» **Aim**
Repeat the whole listing exactly as written.

» **Data excerpts**
━━━━━━━━

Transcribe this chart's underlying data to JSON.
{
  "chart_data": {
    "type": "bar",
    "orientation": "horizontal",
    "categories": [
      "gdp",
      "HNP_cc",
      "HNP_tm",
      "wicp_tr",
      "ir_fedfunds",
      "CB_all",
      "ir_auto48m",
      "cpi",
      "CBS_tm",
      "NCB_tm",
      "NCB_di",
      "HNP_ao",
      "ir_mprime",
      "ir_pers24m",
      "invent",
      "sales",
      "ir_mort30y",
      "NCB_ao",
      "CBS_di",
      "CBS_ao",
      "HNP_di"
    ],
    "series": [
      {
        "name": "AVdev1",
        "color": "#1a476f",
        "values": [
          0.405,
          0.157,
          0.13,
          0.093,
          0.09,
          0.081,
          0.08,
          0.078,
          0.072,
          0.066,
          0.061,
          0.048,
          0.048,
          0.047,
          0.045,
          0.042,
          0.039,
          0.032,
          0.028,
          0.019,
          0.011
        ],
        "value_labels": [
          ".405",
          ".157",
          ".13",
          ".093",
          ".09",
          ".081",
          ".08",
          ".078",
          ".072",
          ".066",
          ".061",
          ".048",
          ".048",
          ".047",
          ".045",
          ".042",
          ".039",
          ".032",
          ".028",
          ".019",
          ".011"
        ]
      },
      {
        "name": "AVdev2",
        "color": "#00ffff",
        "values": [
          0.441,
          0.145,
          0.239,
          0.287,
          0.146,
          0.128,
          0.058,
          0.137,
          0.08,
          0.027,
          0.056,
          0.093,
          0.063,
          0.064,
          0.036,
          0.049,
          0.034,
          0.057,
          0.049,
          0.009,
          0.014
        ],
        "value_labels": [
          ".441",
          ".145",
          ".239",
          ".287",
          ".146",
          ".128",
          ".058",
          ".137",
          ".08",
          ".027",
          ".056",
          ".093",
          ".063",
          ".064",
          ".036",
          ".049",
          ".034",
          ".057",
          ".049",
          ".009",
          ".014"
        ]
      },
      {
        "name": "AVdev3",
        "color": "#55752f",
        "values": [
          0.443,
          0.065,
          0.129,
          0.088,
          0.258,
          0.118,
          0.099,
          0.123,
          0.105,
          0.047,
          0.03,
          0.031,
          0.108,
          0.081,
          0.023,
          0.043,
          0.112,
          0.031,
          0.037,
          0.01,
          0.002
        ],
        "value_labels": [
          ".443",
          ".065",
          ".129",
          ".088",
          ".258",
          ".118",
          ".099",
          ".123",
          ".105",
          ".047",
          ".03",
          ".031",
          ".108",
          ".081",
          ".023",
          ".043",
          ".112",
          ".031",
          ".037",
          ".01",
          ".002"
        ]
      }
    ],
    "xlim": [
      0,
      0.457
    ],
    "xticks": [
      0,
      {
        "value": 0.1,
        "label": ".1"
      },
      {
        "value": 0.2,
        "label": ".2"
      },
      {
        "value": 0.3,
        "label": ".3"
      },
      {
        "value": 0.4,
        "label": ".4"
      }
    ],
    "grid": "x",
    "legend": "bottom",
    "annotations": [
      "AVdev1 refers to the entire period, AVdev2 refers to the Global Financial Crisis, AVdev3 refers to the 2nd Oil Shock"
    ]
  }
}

━━━━━━━━

» **Output below**
Transcribe this chart's underlying data to JSON.
{
  "chart_data": {
    "type": "bar",
    "orientation": "horizontal",
    "categories": [
      "gdp",
      "HNP_cc",
      "HNP_tm",
      "wicp_tr",
      "ir_fedfunds",
      "CB_all",
      "ir_auto48m",
      "cpi",
      "CBS_tm",
      "NCB_tm",
      "NCB_di",
      "HNP_ao",
      "ir_mprime",
      "ir_pers24m",
      "invent",
      "sales",
      "ir_mort30y",
      "NCB_ao",
      "CBS_di",
      "CBS_ao",
      "HNP_di"
    ],
    "series": [
      {
        "name": "AVdev1",
        "color": "#1a476f",
        "values": [
          0.405,
          0.157,
          0.13,
          0.093,
          0.09,
          0.081,
          0.08,
          0.078,
          0.072,
          0.066,
          0.061,
          0.048,
          0.048,
          0.047,
          0.045,
          0.042,
          0.039,
          0.032,
          0.028,
          0.019,
          0.011
        ],
        "value_labels": [
          ".405",
          ".157",
          ".13",
          ".093",
          ".09",
          ".081",
          ".08",
          ".078",
          ".072",
          ".066",
          ".061",
          ".048",
          ".048",
          ".047",
          ".045",
          ".042",
          ".039",
          ".032",
          ".028",
          ".019",
          ".011"
        ]
      },
      {
        "name": "AVdev2",
        "color": "#00ffff",
        "values": [
          0.441,
          0.145,
          0.239,
          0.287,
          0.146,
          0.128,
          0.058,
          0.137,
          0.08,
          0.027,
          0.056,
          0.093,
          0.063,
          0.064,
          0.036,
          0.049,
          0.034,
          0.057,
          0.049,
          0.009,
          0.014
        ],
        "value_labels": [
          ".441",
          ".145",
          ".239",
          ".287",
          ".146",
          ".128",
          ".058",
          ".137",
          ".08",
          ".027",
          ".056",
          ".093",
          ".063",
          ".064",
          ".036",
          ".049",
          ".034",
          ".057",
          ".049",
          ".009",
          ".014"
        ]
      },
      {
        "name": "AVdev3",
        "color": "#55752f",
        "values": [
          0.443,
          0.065,
          0.129,
          0.088,
          0.258,
          0.118,
          0.099,
          0.123,
          0.105,
          0.047,
          0.03,
          0.031,
          0.108,
          0.081,
          0.023,
          0.043,
          0.112,
          0.031,
          0.037,
          0.01,
          0.002
        ],
        "value_labels": [
          ".443",
          ".065",
          ".129",
          ".088",
          ".258",
          ".118",
          ".099",
          ".123",
          ".105",
          ".047",
          ".03",
          ".031",
          ".108",
          ".081",
          ".023",
          ".043",
          ".112",
          ".031",
          ".037",
          ".01",
          ".002"
        ]
      }
    ],
    "xlim": [
      0,
      0.457
    ],
    "xticks": [
      0,
      {
        "value": 0.1,
        "label": ".1"
      },
      {
        "value": 0.2,
        "label": ".2"
      },
      {
        "value": 0.3,
        "label": ".3"
      },
      {
        "value": 0.4,
        "label": ".4"
      }
    ],
    "grid": "x",
    "legend": "bottom",
    "annotations": [
      "AVdev1 refers to the entire period, AVdev2 refers to the Global Financial Crisis, AVdev3 refers to the 2nd Oil Shock"
    ]
  }
}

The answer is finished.